#### [YOUR GOAL]
The complete listing should be restated exactly.

#### [Raw records]
--
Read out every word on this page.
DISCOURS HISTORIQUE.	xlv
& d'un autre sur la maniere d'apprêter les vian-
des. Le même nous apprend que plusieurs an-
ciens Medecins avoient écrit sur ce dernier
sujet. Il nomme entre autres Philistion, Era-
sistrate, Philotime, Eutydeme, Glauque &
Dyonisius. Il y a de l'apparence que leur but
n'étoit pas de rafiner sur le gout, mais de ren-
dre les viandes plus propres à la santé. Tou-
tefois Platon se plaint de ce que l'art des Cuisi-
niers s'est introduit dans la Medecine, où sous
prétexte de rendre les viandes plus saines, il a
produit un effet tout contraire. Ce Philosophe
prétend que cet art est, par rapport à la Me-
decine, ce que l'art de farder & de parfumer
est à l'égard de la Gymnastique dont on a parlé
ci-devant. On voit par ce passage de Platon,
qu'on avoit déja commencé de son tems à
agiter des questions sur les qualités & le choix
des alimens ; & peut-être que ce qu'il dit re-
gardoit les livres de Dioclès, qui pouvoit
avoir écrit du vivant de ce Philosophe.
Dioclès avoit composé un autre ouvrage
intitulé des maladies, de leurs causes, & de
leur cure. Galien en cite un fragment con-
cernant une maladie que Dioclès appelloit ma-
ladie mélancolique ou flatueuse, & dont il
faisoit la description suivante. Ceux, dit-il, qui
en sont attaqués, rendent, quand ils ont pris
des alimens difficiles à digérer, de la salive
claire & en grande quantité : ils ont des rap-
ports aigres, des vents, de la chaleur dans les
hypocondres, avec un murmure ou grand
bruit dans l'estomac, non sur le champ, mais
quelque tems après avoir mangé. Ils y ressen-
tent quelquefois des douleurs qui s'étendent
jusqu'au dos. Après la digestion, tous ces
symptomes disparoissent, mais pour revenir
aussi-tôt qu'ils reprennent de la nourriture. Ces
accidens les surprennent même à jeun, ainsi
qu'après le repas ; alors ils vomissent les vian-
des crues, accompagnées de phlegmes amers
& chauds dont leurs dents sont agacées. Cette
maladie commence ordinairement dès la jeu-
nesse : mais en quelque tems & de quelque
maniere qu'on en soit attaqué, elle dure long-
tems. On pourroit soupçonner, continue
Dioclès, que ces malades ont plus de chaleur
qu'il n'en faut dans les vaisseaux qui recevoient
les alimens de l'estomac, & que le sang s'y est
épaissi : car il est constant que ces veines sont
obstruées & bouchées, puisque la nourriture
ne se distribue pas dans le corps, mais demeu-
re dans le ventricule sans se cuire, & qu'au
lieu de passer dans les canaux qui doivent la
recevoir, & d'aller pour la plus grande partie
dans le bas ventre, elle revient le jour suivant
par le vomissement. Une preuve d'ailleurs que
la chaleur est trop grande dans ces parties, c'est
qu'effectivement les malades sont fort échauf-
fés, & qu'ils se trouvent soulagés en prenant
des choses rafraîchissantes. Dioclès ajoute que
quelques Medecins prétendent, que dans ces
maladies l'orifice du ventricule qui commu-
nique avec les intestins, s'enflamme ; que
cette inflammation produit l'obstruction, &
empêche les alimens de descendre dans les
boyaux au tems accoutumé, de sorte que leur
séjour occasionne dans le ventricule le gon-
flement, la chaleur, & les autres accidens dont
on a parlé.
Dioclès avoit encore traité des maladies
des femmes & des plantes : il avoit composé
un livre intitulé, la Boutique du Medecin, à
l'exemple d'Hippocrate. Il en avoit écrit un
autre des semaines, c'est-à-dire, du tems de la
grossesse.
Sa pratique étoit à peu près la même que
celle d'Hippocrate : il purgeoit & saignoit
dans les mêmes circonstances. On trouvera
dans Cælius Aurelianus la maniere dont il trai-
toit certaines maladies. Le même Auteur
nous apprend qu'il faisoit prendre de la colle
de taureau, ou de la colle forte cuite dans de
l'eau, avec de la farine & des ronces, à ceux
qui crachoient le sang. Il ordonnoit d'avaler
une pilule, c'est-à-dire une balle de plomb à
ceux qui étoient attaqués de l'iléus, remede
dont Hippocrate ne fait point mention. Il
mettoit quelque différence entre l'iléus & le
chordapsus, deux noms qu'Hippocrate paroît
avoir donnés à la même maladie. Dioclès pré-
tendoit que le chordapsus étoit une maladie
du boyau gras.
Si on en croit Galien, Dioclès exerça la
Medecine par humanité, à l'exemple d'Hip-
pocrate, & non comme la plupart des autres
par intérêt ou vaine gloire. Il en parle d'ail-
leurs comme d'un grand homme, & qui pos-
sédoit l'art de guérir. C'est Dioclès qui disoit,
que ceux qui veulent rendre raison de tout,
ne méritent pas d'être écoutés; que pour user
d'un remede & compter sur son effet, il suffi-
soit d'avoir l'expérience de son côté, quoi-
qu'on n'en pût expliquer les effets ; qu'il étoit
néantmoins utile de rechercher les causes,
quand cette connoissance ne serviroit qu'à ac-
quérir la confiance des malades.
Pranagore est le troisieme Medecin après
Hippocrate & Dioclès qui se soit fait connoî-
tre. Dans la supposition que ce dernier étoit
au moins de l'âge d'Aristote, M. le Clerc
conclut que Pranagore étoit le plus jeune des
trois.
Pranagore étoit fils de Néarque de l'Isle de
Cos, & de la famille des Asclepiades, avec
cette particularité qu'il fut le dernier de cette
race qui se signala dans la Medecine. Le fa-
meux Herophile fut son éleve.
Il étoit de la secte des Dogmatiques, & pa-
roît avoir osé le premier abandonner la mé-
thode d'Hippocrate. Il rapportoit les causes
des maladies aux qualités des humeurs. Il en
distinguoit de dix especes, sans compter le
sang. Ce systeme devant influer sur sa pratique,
--
#### [RESPONSE BELOW]
Read out every word on this page.
DISCOURS HISTORIQUE.	xlv
& d'un autre sur la maniere d'apprêter les vian-
des. Le même nous apprend que plusieurs an-
ciens Medecins avoient écrit sur ce dernier
sujet. Il nomme entre autres Philistion, Era-
sistrate, Philotime, Eutydeme, Glauque &
Dyonisius. Il y a de l'apparence que leur but
n'étoit pas de rafiner sur le gout, mais de ren-
dre les viandes plus propres à la santé. Tou-
tefois Platon se plaint de ce que l'art des Cuisi-
niers s'est introduit dans la Medecine, où sous
prétexte de rendre les viandes plus saines, il a
produit un effet tout contraire. Ce Philosophe
prétend que cet art est, par rapport à la Me-
decine, ce que l'art de farder & de parfumer
est à l'égard de la Gymnastique dont on a parlé
ci-devant. On voit par ce passage de Platon,
qu'on avoit déja commencé de son tems à
agiter des questions sur les qualités & le choix
des alimens ; & peut-être que ce qu'il dit re-
gardoit les livres de Dioclès, qui pouvoit
avoir écrit du vivant de ce Philosophe.
Dioclès avoit composé un autre ouvrage
intitulé des maladies, de leurs causes, & de
leur cure. Galien en cite un fragment con-
cernant une maladie que Dioclès appelloit ma-
ladie mélancolique ou flatueuse, & dont il
faisoit la description suivante. Ceux, dit-il, qui
en sont attaqués, rendent, quand ils ont pris
des alimens difficiles à digérer, de la salive
claire & en grande quantité : ils ont des rap-
ports aigres, des vents, de la chaleur dans les
hypocondres, avec un murmure ou grand
bruit dans l'estomac, non sur le champ, mais
quelque tems après avoir mangé. Ils y ressen-
tent quelquefois des douleurs qui s'étendent
jusqu'au dos. Après la digestion, tous ces
symptomes disparoissent, mais pour revenir
aussi-tôt qu'ils reprennent de la nourriture. Ces
accidens les surprennent même à jeun, ainsi
qu'après le repas ; alors ils vomissent les vian-
des crues, accompagnées de phlegmes amers
& chauds dont leurs dents sont agacées. Cette
maladie commence ordinairement dès la jeu-
nesse : mais en quelque tems & de quelque
maniere qu'on en soit attaqué, elle dure long-
tems. On pourroit soupçonner, continue
Dioclès, que ces malades ont plus de chaleur
qu'il n'en faut dans les vaisseaux qui recevoient
les alimens de l'estomac, & que le sang s'y est
épaissi : car il est constant que ces veines sont
obstruées & bouchées, puisque la nourriture
ne se distribue pas dans le corps, mais demeu-
re dans le ventricule sans se cuire, & qu'au
lieu de passer dans les canaux qui doivent la
recevoir, & d'aller pour la plus grande partie
dans le bas ventre, elle revient le jour suivant
par le vomissement. Une preuve d'ailleurs que
la chaleur est trop grande dans ces parties, c'est
qu'effectivement les malades sont fort échauf-
fés, & qu'ils se trouvent soulagés en prenant
des choses rafraîchissantes. Dioclès ajoute que
quelques Medecins prétendent, que dans ces
maladies l'orifice du ventricule qui commu-
nique avec les intestins, s'enflamme ; que
cette inflammation produit l'obstruction, &
empêche les alimens de descendre dans les
boyaux au tems accoutumé, de sorte que leur
séjour occasionne dans le ventricule le gon-
flement, la chaleur, & les autres accidens dont
on a parlé.
Dioclès avoit encore traité des maladies
des femmes & des plantes : il avoit composé
un livre intitulé, la Boutique du Medecin, à
l'exemple d'Hippocrate. Il en avoit écrit un
autre des semaines, c'est-à-dire, du tems de la
grossesse.
Sa pratique étoit à peu près la même que
celle d'Hippocrate : il purgeoit & saignoit
dans les mêmes circonstances. On trouvera
dans Cælius Aurelianus la maniere dont il trai-
toit certaines maladies. Le même Auteur
nous apprend qu'il faisoit prendre de la colle
de taureau, ou de la colle forte cuite dans de
l'eau, avec de la farine & des ronces, à ceux
qui crachoient le sang. Il ordonnoit d'avaler
une pilule, c'est-à-dire une balle de plomb à
ceux qui étoient attaqués de l'iléus, remede
dont Hippocrate ne fait point mention. Il
mettoit quelque différence entre l'iléus & le
chordapsus, deux noms qu'Hippocrate paroît
avoir donnés à la même maladie. Dioclès pré-
tendoit que le chordapsus étoit une maladie
du boyau gras.
Si on en croit Galien, Dioclès exerça la
Medecine par humanité, à l'exemple d'Hip-
pocrate, & non comme la plupart des autres
par intérêt ou vaine gloire. Il en parle d'ail-
leurs comme d'un grand homme, & qui pos-
sédoit l'art de guérir. C'est Dioclès qui disoit,
que ceux qui veulent rendre raison de tout,
ne méritent pas d'être écoutés; que pour user
d'un remede & compter sur son effet, il suffi-
soit d'avoir l'expérience de son côté, quoi-
qu'on n'en pût expliquer les effets ; qu'il étoit
néantmoins utile de rechercher les causes,
quand cette connoissance ne serviroit qu'à ac-
quérir la confiance des malades.
Pranagore est le troisieme Medecin après
Hippocrate & Dioclès qui se soit fait connoî-
tre. Dans la supposition que ce dernier étoit
au moins de l'âge d'Aristote, M. le Clerc
conclut que Pranagore étoit le plus jeune des
trois.
Pranagore étoit fils de Néarque de l'Isle de
Cos, & de la famille des Asclepiades, avec
cette particularité qu'il fut le dernier de cette
race qui se signala dans la Medecine. Le fa-
meux Herophile fut son éleve.
Il étoit de la secte des Dogmatiques, & pa-
roît avoir osé le premier abandonner la mé-
thode d'Hippocrate. Il rapportoit les causes
des maladies aux qualités des humeurs. Il en
distinguoit de dix especes, sans compter le
sang. Ce systeme devant influer sur sa pratique,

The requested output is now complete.